┌──

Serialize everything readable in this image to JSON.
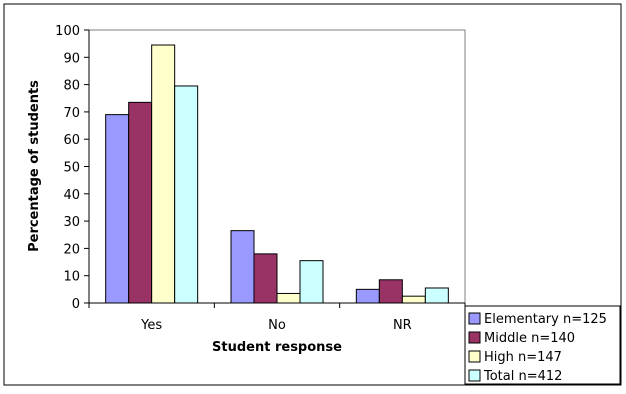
{
  "chart_data": {
    "type": "bar",
    "title": "",
    "xlabel": "Student response",
    "ylabel": "Percentage of students",
    "categories": [
      "Yes",
      "No",
      "NR"
    ],
    "ylim": [
      0,
      100
    ],
    "yticks": [
      "0",
      "10",
      "20",
      "30",
      "40",
      "50",
      "60",
      "70",
      "80",
      "90",
      "100"
    ],
    "grid": false,
    "legend_position": "bottom-right",
    "series": [
      {
        "name": "Elementary n=125",
        "color": "#9999ff",
        "values": [
          69,
          26.5,
          5
        ]
      },
      {
        "name": "Middle n=140",
        "color": "#993366",
        "values": [
          73.5,
          18,
          8.5
        ]
      },
      {
        "name": "High n=147",
        "color": "#ffffcc",
        "values": [
          94.5,
          3.5,
          2.5
        ]
      },
      {
        "name": "Total n=412",
        "color": "#ccffff",
        "values": [
          79.5,
          15.5,
          5.5
        ]
      }
    ]
  }
}
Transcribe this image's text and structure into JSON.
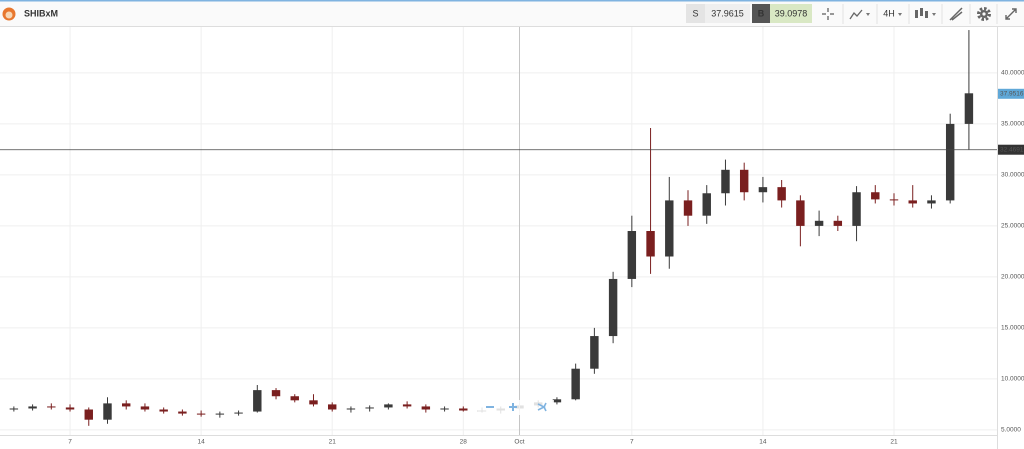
{
  "toolbar": {
    "symbol": "SHIBxM",
    "sell_label": "S",
    "sell_price": "37.9615",
    "buy_label": "B",
    "buy_price": "39.0978",
    "timeframe": "4H"
  },
  "chart_data": {
    "type": "candlestick",
    "up_color": "#3a3a3a",
    "down_color": "#7a1f1f",
    "grid": true,
    "x": [
      3,
      4,
      5,
      6,
      7,
      8,
      9,
      10,
      11,
      12,
      13,
      14,
      15,
      16,
      17,
      18,
      19,
      20,
      21,
      22,
      23,
      24,
      25,
      26,
      27,
      28,
      29,
      30,
      31,
      32,
      33,
      34,
      35,
      36,
      37,
      38,
      39,
      40,
      41,
      42,
      43,
      44,
      45,
      46,
      47,
      48,
      49,
      50,
      51,
      52,
      53,
      54
    ],
    "open": [
      7.0,
      7.1,
      7.3,
      7.2,
      7.0,
      6.0,
      7.6,
      7.3,
      7.0,
      6.8,
      6.6,
      6.5,
      6.6,
      6.8,
      8.9,
      8.3,
      7.9,
      7.5,
      7.0,
      7.1,
      7.2,
      7.5,
      7.3,
      7.0,
      7.1,
      6.9,
      6.9,
      7.1,
      7.4,
      7.7,
      8.0,
      11.0,
      14.2,
      19.8,
      24.5,
      22.0,
      27.5,
      26.0,
      28.2,
      30.5,
      28.3,
      28.8,
      27.5,
      25.0,
      25.5,
      25.0,
      28.3,
      27.6,
      27.5,
      27.2,
      27.5,
      35.0
    ],
    "high": [
      7.3,
      7.5,
      7.6,
      7.5,
      7.2,
      8.2,
      7.9,
      7.6,
      7.2,
      7.0,
      6.9,
      6.8,
      6.9,
      9.4,
      9.1,
      8.5,
      8.5,
      7.7,
      7.3,
      7.4,
      7.6,
      7.8,
      7.5,
      7.3,
      7.3,
      7.2,
      7.3,
      7.6,
      7.9,
      8.2,
      11.5,
      15.0,
      20.5,
      26.0,
      34.6,
      29.8,
      28.5,
      29.0,
      31.5,
      31.2,
      29.8,
      29.5,
      28.0,
      26.5,
      26.0,
      28.9,
      29.0,
      28.2,
      29.0,
      28.0,
      36.0,
      44.2
    ],
    "low": [
      6.8,
      6.9,
      7.0,
      6.8,
      5.4,
      5.6,
      7.0,
      6.8,
      6.6,
      6.4,
      6.3,
      6.2,
      6.4,
      6.7,
      8.0,
      7.7,
      7.3,
      6.8,
      6.7,
      6.8,
      7.0,
      7.1,
      6.7,
      6.8,
      6.8,
      6.7,
      6.6,
      6.9,
      7.2,
      7.5,
      7.9,
      10.5,
      13.5,
      19.0,
      20.3,
      20.8,
      25.0,
      25.2,
      27.0,
      27.5,
      27.3,
      26.8,
      23.0,
      24.0,
      24.5,
      23.5,
      27.2,
      27.0,
      26.8,
      26.7,
      27.2,
      32.5
    ],
    "close": [
      7.1,
      7.3,
      7.2,
      7.0,
      6.0,
      7.6,
      7.3,
      7.0,
      6.8,
      6.6,
      6.5,
      6.6,
      6.7,
      8.9,
      8.3,
      7.9,
      7.5,
      7.0,
      7.1,
      7.2,
      7.5,
      7.3,
      7.0,
      7.1,
      6.9,
      6.9,
      7.1,
      7.4,
      7.7,
      8.0,
      11.0,
      14.2,
      19.8,
      24.5,
      22.0,
      27.5,
      26.0,
      28.2,
      30.5,
      28.3,
      28.8,
      27.5,
      25.0,
      25.5,
      25.0,
      28.3,
      27.6,
      27.5,
      27.2,
      27.5,
      35.0,
      38.0
    ],
    "xlim": [
      2.26,
      55.5
    ],
    "xticks": [
      {
        "value": 6,
        "label": "7"
      },
      {
        "value": 13,
        "label": "14"
      },
      {
        "value": 20,
        "label": "21"
      },
      {
        "value": 27,
        "label": "28"
      },
      {
        "value": 30,
        "label": "Oct"
      },
      {
        "value": 36,
        "label": "7"
      },
      {
        "value": 43,
        "label": "14"
      },
      {
        "value": 50,
        "label": "21"
      }
    ],
    "ylim": [
      4.5,
      44.5
    ],
    "yticks": [
      {
        "value": 5,
        "label": "5.0000"
      },
      {
        "value": 10,
        "label": "10.0000"
      },
      {
        "value": 15,
        "label": "15.0000"
      },
      {
        "value": 20,
        "label": "20.0000"
      },
      {
        "value": 25,
        "label": "25.0000"
      },
      {
        "value": 30,
        "label": "30.0000"
      },
      {
        "value": 35,
        "label": "35.0000"
      },
      {
        "value": 40,
        "label": "40.0000"
      }
    ],
    "crosshair_price": 32.4691,
    "crosshair_x": 30,
    "last_price": 37.9516
  }
}
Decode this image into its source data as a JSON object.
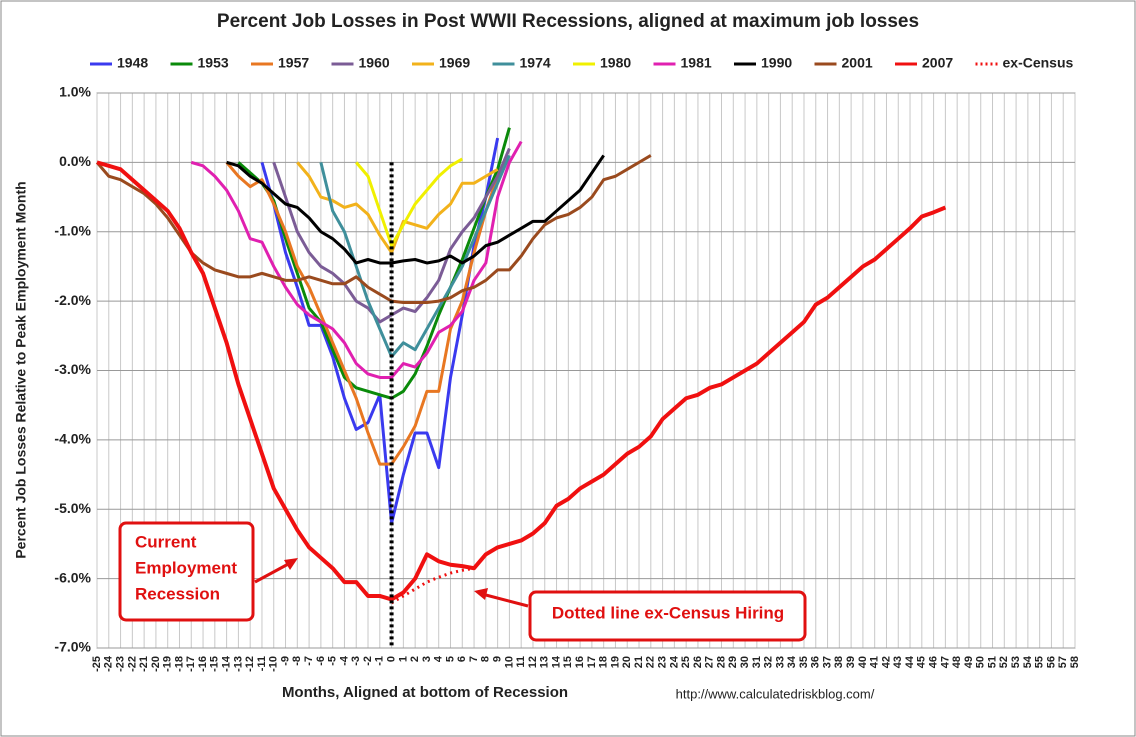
{
  "chart_data": {
    "type": "line",
    "title": "Percent Job Losses in Post WWII Recessions, aligned at maximum job losses",
    "x_label": "Months, Aligned at bottom of Recession",
    "y_label": "Percent Job Losses Relative to Peak Employment Month",
    "source": "http://www.calculatedriskblog.com/",
    "xlim": [
      -25,
      58
    ],
    "xticks": [
      -25,
      -24,
      -23,
      -22,
      -21,
      -20,
      -19,
      -18,
      -17,
      -16,
      -15,
      -14,
      -13,
      -12,
      -11,
      -10,
      -9,
      -8,
      -7,
      -6,
      -5,
      -4,
      -3,
      -2,
      -1,
      0,
      1,
      2,
      3,
      4,
      5,
      6,
      7,
      8,
      9,
      10,
      11,
      12,
      13,
      14,
      15,
      16,
      17,
      18,
      19,
      20,
      21,
      22,
      23,
      24,
      25,
      26,
      27,
      28,
      29,
      30,
      31,
      32,
      33,
      34,
      35,
      36,
      37,
      38,
      39,
      40,
      41,
      42,
      43,
      44,
      45,
      46,
      47,
      48,
      49,
      50,
      51,
      52,
      53,
      54,
      55,
      56,
      57,
      58
    ],
    "ylim": [
      -7.0,
      1.0
    ],
    "yticks": [
      {
        "value": -7.0,
        "label": "-7.0%"
      },
      {
        "value": -6.0,
        "label": "-6.0%"
      },
      {
        "value": -5.0,
        "label": "-5.0%"
      },
      {
        "value": -4.0,
        "label": "-4.0%"
      },
      {
        "value": -3.0,
        "label": "-3.0%"
      },
      {
        "value": -2.0,
        "label": "-2.0%"
      },
      {
        "value": -1.0,
        "label": "-1.0%"
      },
      {
        "value": 0.0,
        "label": "0.0%"
      },
      {
        "value": 1.0,
        "label": "1.0%"
      }
    ],
    "grid": true,
    "reference_line_x": 0,
    "series": [
      {
        "name": "1948",
        "color": "#3a3aef",
        "x": [
          -11,
          -10,
          -9,
          -8,
          -7,
          -6,
          -5,
          -4,
          -3,
          -2,
          -1,
          0,
          1,
          2,
          3,
          4,
          5,
          6,
          7,
          8,
          9
        ],
        "values": [
          0,
          -0.6,
          -1.3,
          -1.8,
          -2.35,
          -2.35,
          -2.8,
          -3.4,
          -3.85,
          -3.75,
          -3.35,
          -5.2,
          -4.5,
          -3.9,
          -3.9,
          -4.4,
          -3.1,
          -2.2,
          -1.2,
          -0.5,
          0.35
        ]
      },
      {
        "name": "1953",
        "color": "#0a8a0a",
        "x": [
          -13,
          -12,
          -11,
          -10,
          -9,
          -8,
          -7,
          -6,
          -5,
          -4,
          -3,
          -2,
          -1,
          0,
          1,
          2,
          3,
          4,
          5,
          6,
          7,
          8,
          9,
          10
        ],
        "values": [
          0,
          -0.15,
          -0.3,
          -0.55,
          -1.1,
          -1.6,
          -2.1,
          -2.3,
          -2.7,
          -3.1,
          -3.25,
          -3.3,
          -3.35,
          -3.4,
          -3.3,
          -3.05,
          -2.65,
          -2.2,
          -1.8,
          -1.4,
          -0.95,
          -0.5,
          -0.1,
          0.5
        ]
      },
      {
        "name": "1957",
        "color": "#e87722",
        "x": [
          -14,
          -13,
          -12,
          -11,
          -10,
          -9,
          -8,
          -7,
          -6,
          -5,
          -4,
          -3,
          -2,
          -1,
          0,
          1,
          2,
          3,
          4,
          5,
          6,
          7,
          8,
          9
        ],
        "values": [
          0,
          -0.2,
          -0.35,
          -0.25,
          -0.6,
          -1.0,
          -1.5,
          -1.8,
          -2.2,
          -2.6,
          -3.0,
          -3.4,
          -3.9,
          -4.35,
          -4.35,
          -4.1,
          -3.8,
          -3.3,
          -3.3,
          -2.4,
          -2.0,
          -1.3,
          -0.7,
          -0.2
        ]
      },
      {
        "name": "1960",
        "color": "#7b5c96",
        "x": [
          -10,
          -9,
          -8,
          -7,
          -6,
          -5,
          -4,
          -3,
          -2,
          -1,
          0,
          1,
          2,
          3,
          4,
          5,
          6,
          7,
          8,
          9,
          10
        ],
        "values": [
          0,
          -0.5,
          -1.0,
          -1.3,
          -1.5,
          -1.6,
          -1.75,
          -2.0,
          -2.1,
          -2.3,
          -2.2,
          -2.1,
          -2.15,
          -1.95,
          -1.7,
          -1.25,
          -1.0,
          -0.8,
          -0.5,
          -0.2,
          0.2
        ]
      },
      {
        "name": "1969",
        "color": "#f2b21b",
        "x": [
          -8,
          -7,
          -6,
          -5,
          -4,
          -3,
          -2,
          -1,
          0,
          1,
          2,
          3,
          4,
          5,
          6,
          7,
          8,
          9
        ],
        "values": [
          0,
          -0.2,
          -0.5,
          -0.55,
          -0.65,
          -0.6,
          -0.75,
          -1.05,
          -1.3,
          -0.85,
          -0.9,
          -0.95,
          -0.75,
          -0.6,
          -0.3,
          -0.3,
          -0.2,
          -0.1
        ]
      },
      {
        "name": "1974",
        "color": "#3f8f9b",
        "x": [
          -6,
          -5,
          -4,
          -3,
          -2,
          -1,
          0,
          1,
          2,
          3,
          4,
          5,
          6,
          7,
          8,
          9,
          10
        ],
        "values": [
          0,
          -0.7,
          -1.0,
          -1.5,
          -2.0,
          -2.4,
          -2.8,
          -2.6,
          -2.7,
          -2.4,
          -2.1,
          -1.8,
          -1.5,
          -1.1,
          -0.7,
          -0.3,
          0.1
        ]
      },
      {
        "name": "1980",
        "color": "#f0f000",
        "x": [
          -3,
          -2,
          -1,
          0,
          1,
          2,
          3,
          4,
          5,
          6
        ],
        "values": [
          0,
          -0.2,
          -0.7,
          -1.2,
          -0.9,
          -0.6,
          -0.4,
          -0.2,
          -0.05,
          0.05
        ]
      },
      {
        "name": "1981",
        "color": "#e020b0",
        "x": [
          -17,
          -16,
          -15,
          -14,
          -13,
          -12,
          -11,
          -10,
          -9,
          -8,
          -7,
          -6,
          -5,
          -4,
          -3,
          -2,
          -1,
          0,
          1,
          2,
          3,
          4,
          5,
          6,
          7,
          8,
          9,
          10,
          11
        ],
        "values": [
          0,
          -0.05,
          -0.2,
          -0.4,
          -0.7,
          -1.1,
          -1.15,
          -1.5,
          -1.8,
          -2.05,
          -2.2,
          -2.3,
          -2.4,
          -2.6,
          -2.9,
          -3.05,
          -3.1,
          -3.1,
          -2.9,
          -2.95,
          -2.75,
          -2.45,
          -2.35,
          -2.15,
          -1.7,
          -1.45,
          -0.5,
          0,
          0.3
        ]
      },
      {
        "name": "1990",
        "color": "#000000",
        "x": [
          -14,
          -13,
          -12,
          -11,
          -10,
          -9,
          -8,
          -7,
          -6,
          -5,
          -4,
          -3,
          -2,
          -1,
          0,
          1,
          2,
          3,
          4,
          5,
          6,
          7,
          8,
          9,
          10,
          11,
          12,
          13,
          14,
          15,
          16,
          17,
          18
        ],
        "values": [
          0,
          -0.05,
          -0.2,
          -0.3,
          -0.45,
          -0.6,
          -0.65,
          -0.8,
          -1.0,
          -1.1,
          -1.25,
          -1.45,
          -1.4,
          -1.45,
          -1.45,
          -1.42,
          -1.4,
          -1.45,
          -1.42,
          -1.35,
          -1.45,
          -1.35,
          -1.2,
          -1.15,
          -1.05,
          -0.95,
          -0.85,
          -0.85,
          -0.7,
          -0.55,
          -0.4,
          -0.15,
          0.1
        ]
      },
      {
        "name": "2001",
        "color": "#9a4a1e",
        "x": [
          -25,
          -24,
          -23,
          -22,
          -21,
          -20,
          -19,
          -18,
          -17,
          -16,
          -15,
          -14,
          -13,
          -12,
          -11,
          -10,
          -9,
          -8,
          -7,
          -6,
          -5,
          -4,
          -3,
          -2,
          -1,
          0,
          1,
          2,
          3,
          4,
          5,
          6,
          7,
          8,
          9,
          10,
          11,
          12,
          13,
          14,
          15,
          16,
          17,
          18,
          19,
          20,
          21,
          22
        ],
        "values": [
          0,
          -0.2,
          -0.25,
          -0.35,
          -0.45,
          -0.6,
          -0.8,
          -1.05,
          -1.3,
          -1.45,
          -1.55,
          -1.6,
          -1.65,
          -1.65,
          -1.6,
          -1.65,
          -1.7,
          -1.7,
          -1.65,
          -1.7,
          -1.75,
          -1.75,
          -1.65,
          -1.8,
          -1.9,
          -2.0,
          -2.02,
          -2.02,
          -2.02,
          -2.0,
          -1.95,
          -1.85,
          -1.8,
          -1.7,
          -1.55,
          -1.55,
          -1.35,
          -1.1,
          -0.9,
          -0.8,
          -0.75,
          -0.65,
          -0.5,
          -0.25,
          -0.2,
          -0.1,
          0,
          0.1
        ]
      },
      {
        "name": "2007",
        "color": "#f01010",
        "x": [
          -25,
          -24,
          -23,
          -22,
          -21,
          -20,
          -19,
          -18,
          -17,
          -16,
          -15,
          -14,
          -13,
          -12,
          -11,
          -10,
          -9,
          -8,
          -7,
          -6,
          -5,
          -4,
          -3,
          -2,
          -1,
          0,
          1,
          2,
          3,
          4,
          5,
          6,
          7,
          8,
          9,
          10,
          11,
          12,
          13,
          14,
          15,
          16,
          17,
          18,
          19,
          20,
          21,
          22,
          23,
          24,
          25,
          26,
          27,
          28,
          29,
          30,
          31,
          32,
          33,
          34,
          35,
          36,
          37,
          38,
          39,
          40,
          41,
          42,
          43,
          44,
          45,
          46,
          47
        ],
        "values": [
          0,
          -0.05,
          -0.1,
          -0.25,
          -0.4,
          -0.55,
          -0.7,
          -0.95,
          -1.3,
          -1.6,
          -2.1,
          -2.6,
          -3.2,
          -3.7,
          -4.2,
          -4.7,
          -5.0,
          -5.3,
          -5.55,
          -5.7,
          -5.85,
          -6.05,
          -6.05,
          -6.25,
          -6.25,
          -6.3,
          -6.2,
          -6.0,
          -5.65,
          -5.75,
          -5.8,
          -5.82,
          -5.85,
          -5.65,
          -5.55,
          -5.5,
          -5.45,
          -5.35,
          -5.2,
          -4.95,
          -4.85,
          -4.7,
          -4.6,
          -4.5,
          -4.35,
          -4.2,
          -4.1,
          -3.95,
          -3.7,
          -3.55,
          -3.4,
          -3.35,
          -3.25,
          -3.2,
          -3.1,
          -3.0,
          -2.9,
          -2.75,
          -2.6,
          -2.45,
          -2.3,
          -2.05,
          -1.95,
          -1.8,
          -1.65,
          -1.5,
          -1.4,
          -1.25,
          -1.1,
          -0.95,
          -0.78,
          -0.72,
          -0.65
        ]
      },
      {
        "name": "ex-Census",
        "color": "#f01010",
        "style": "dotted",
        "x": [
          0,
          1,
          2,
          3,
          4,
          5,
          6,
          7
        ],
        "values": [
          -6.35,
          -6.25,
          -6.15,
          -6.05,
          -5.98,
          -5.92,
          -5.88,
          -5.85
        ]
      }
    ],
    "annotations": [
      {
        "lines": [
          "Current",
          "Employment",
          "Recession"
        ]
      },
      {
        "lines": [
          "Dotted line ex-Census Hiring"
        ]
      }
    ]
  }
}
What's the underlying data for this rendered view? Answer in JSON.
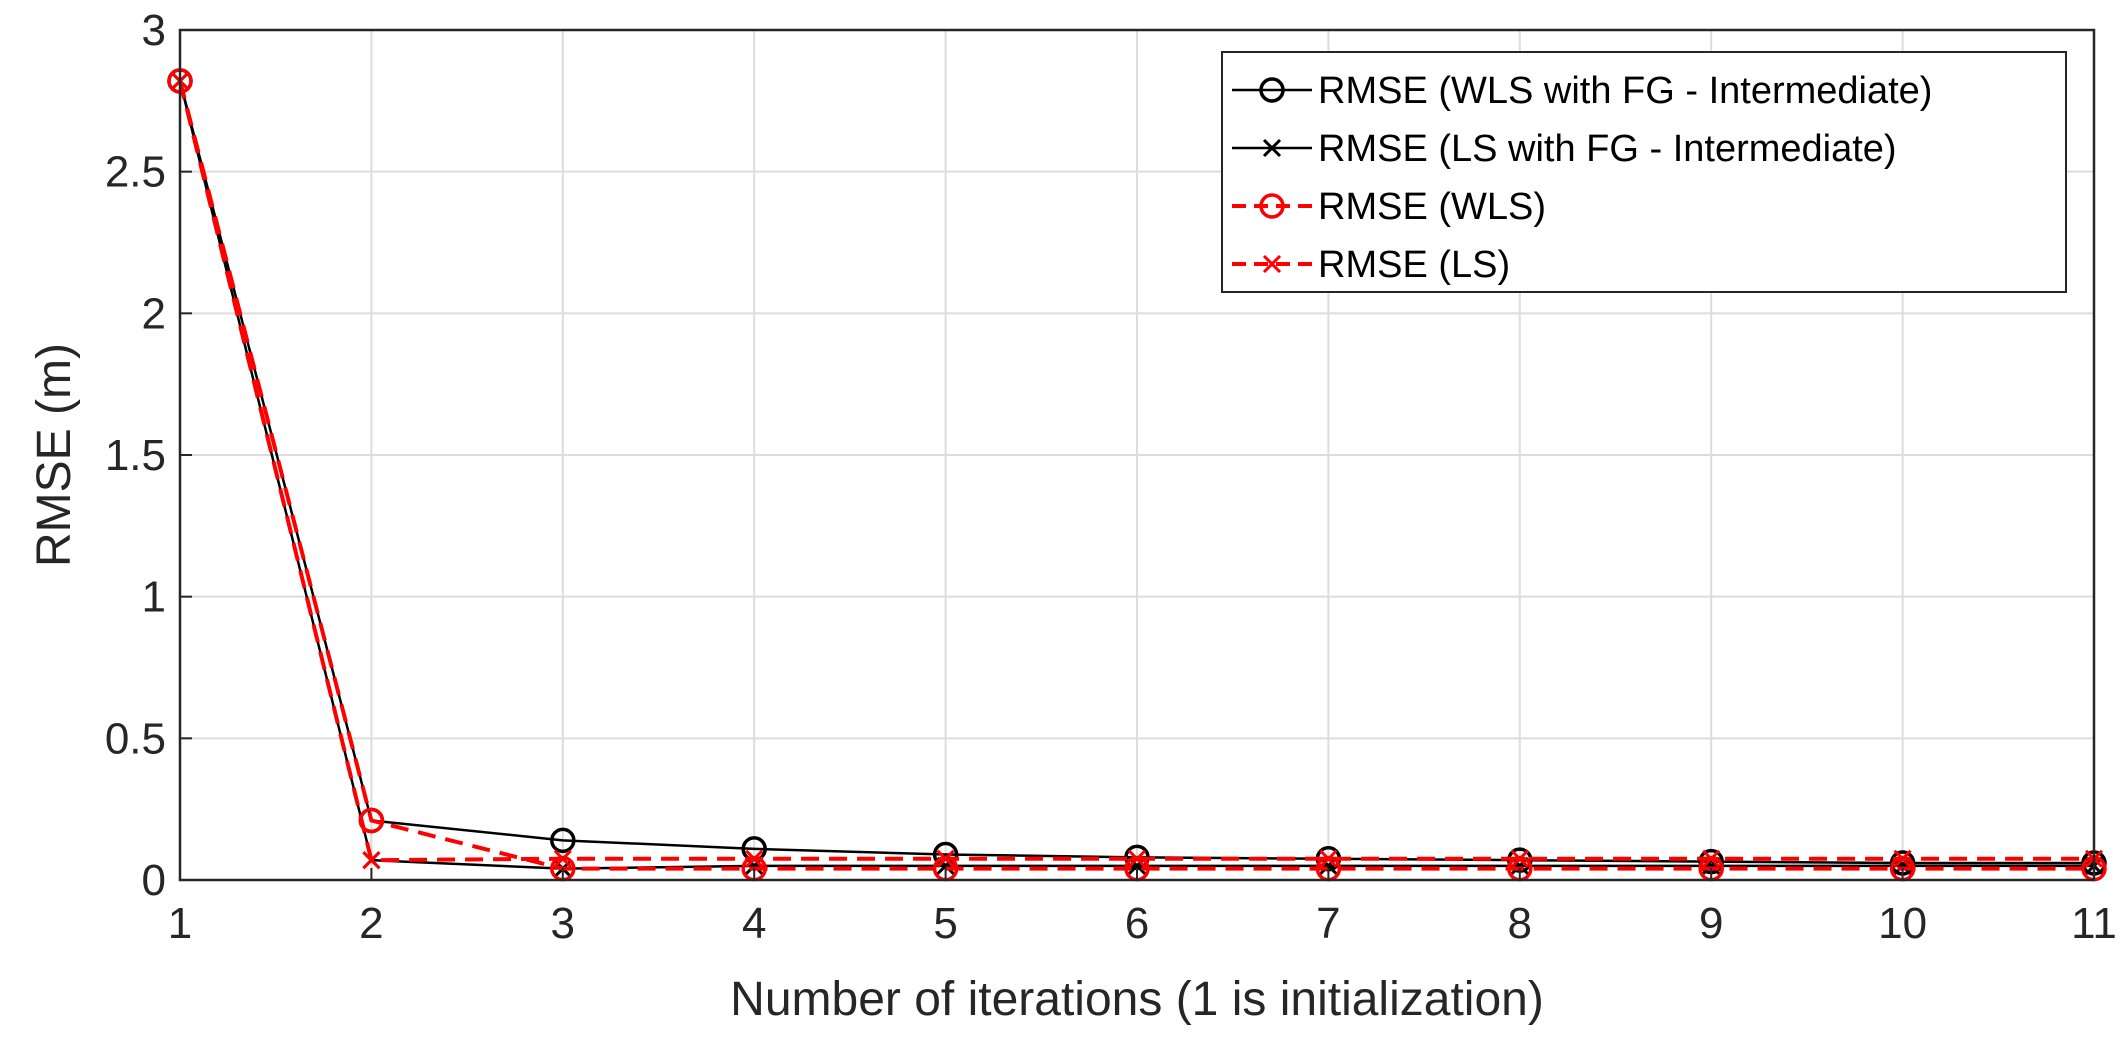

└──

• _Do this_
Pick out every line of the listing containing the word "bottom", and show those lines.

• _Exercise output_
    "legend_position": "bottom-right",
    "x_label": "Months, Aligned at bottom of Recession",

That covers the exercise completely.